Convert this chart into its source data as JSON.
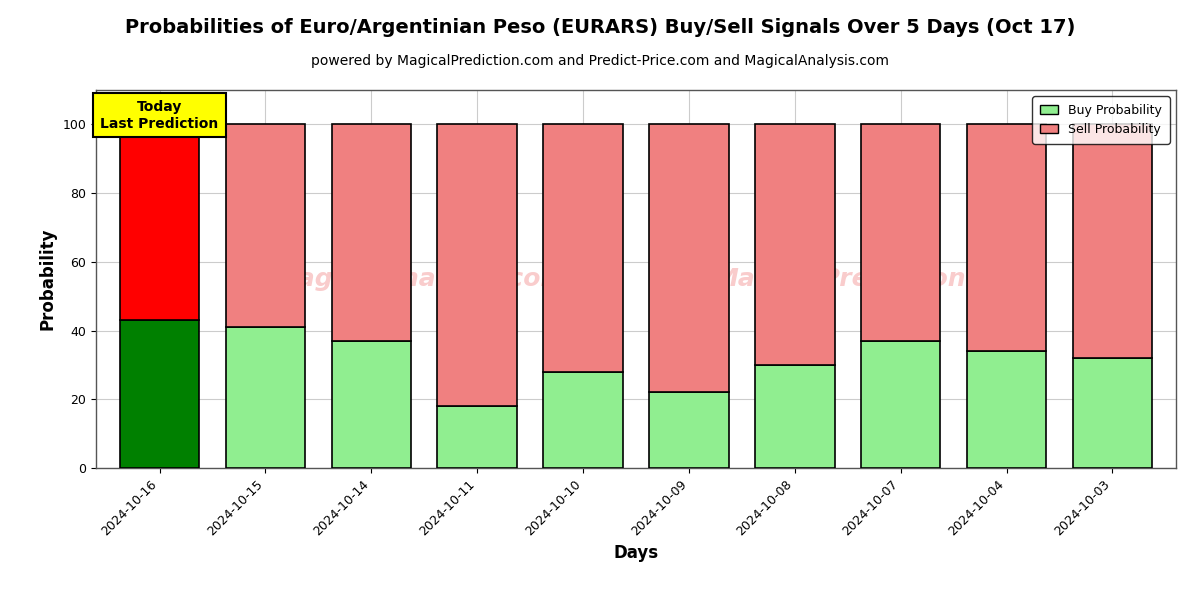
{
  "title": "Probabilities of Euro/Argentinian Peso (EURARS) Buy/Sell Signals Over 5 Days (Oct 17)",
  "subtitle": "powered by MagicalPrediction.com and Predict-Price.com and MagicalAnalysis.com",
  "xlabel": "Days",
  "ylabel": "Probability",
  "dates": [
    "2024-10-16",
    "2024-10-15",
    "2024-10-14",
    "2024-10-11",
    "2024-10-10",
    "2024-10-09",
    "2024-10-08",
    "2024-10-07",
    "2024-10-04",
    "2024-10-03"
  ],
  "buy_values": [
    43,
    41,
    37,
    18,
    28,
    22,
    30,
    37,
    34,
    32
  ],
  "sell_values": [
    57,
    59,
    63,
    82,
    72,
    78,
    70,
    63,
    66,
    68
  ],
  "today_buy_color": "#008000",
  "today_sell_color": "#ff0000",
  "buy_color": "#90EE90",
  "sell_color": "#F08080",
  "bar_edge_color": "#000000",
  "bar_edge_width": 1.2,
  "ylim": [
    0,
    110
  ],
  "yticks": [
    0,
    20,
    40,
    60,
    80,
    100
  ],
  "dashed_line_y": 110,
  "dashed_line_color": "#aaaaaa",
  "annotation_text": "Today\nLast Prediction",
  "annotation_bg": "#ffff00",
  "legend_buy_label": "Buy Probability",
  "legend_sell_label": "Sell Probability",
  "watermark_color": "#F08080",
  "watermark_alpha": 0.4,
  "grid_color": "#cccccc",
  "background_color": "#ffffff",
  "title_fontsize": 14,
  "subtitle_fontsize": 10,
  "axis_label_fontsize": 12,
  "tick_fontsize": 9,
  "bar_width": 0.75
}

※ ※ ※

*Task brief*
Copy the material above exactly and drop the pictures.

*Answer below*
Convert this chart into its source data as JSON.
{
  "title": "Probabilities of Euro/Argentinian Peso (EURARS) Buy/Sell Signals Over 5 Days (Oct 17)",
  "subtitle": "powered by MagicalPrediction.com and Predict-Price.com and MagicalAnalysis.com",
  "xlabel": "Days",
  "ylabel": "Probability",
  "dates": [
    "2024-10-16",
    "2024-10-15",
    "2024-10-14",
    "2024-10-11",
    "2024-10-10",
    "2024-10-09",
    "2024-10-08",
    "2024-10-07",
    "2024-10-04",
    "2024-10-03"
  ],
  "buy_values": [
    43,
    41,
    37,
    18,
    28,
    22,
    30,
    37,
    34,
    32
  ],
  "sell_values": [
    57,
    59,
    63,
    82,
    72,
    78,
    70,
    63,
    66,
    68
  ],
  "today_buy_color": "#008000",
  "today_sell_color": "#ff0000",
  "buy_color": "#90EE90",
  "sell_color": "#F08080",
  "bar_edge_color": "#000000",
  "bar_edge_width": 1.2,
  "ylim": [
    0,
    110
  ],
  "yticks": [
    0,
    20,
    40,
    60,
    80,
    100
  ],
  "dashed_line_y": 110,
  "dashed_line_color": "#aaaaaa",
  "annotation_text": "Today\nLast Prediction",
  "annotation_bg": "#ffff00",
  "legend_buy_label": "Buy Probability",
  "legend_sell_label": "Sell Probability",
  "watermark_color": "#F08080",
  "watermark_alpha": 0.4,
  "grid_color": "#cccccc",
  "background_color": "#ffffff",
  "title_fontsize": 14,
  "subtitle_fontsize": 10,
  "axis_label_fontsize": 12,
  "tick_fontsize": 9,
  "bar_width": 0.75
}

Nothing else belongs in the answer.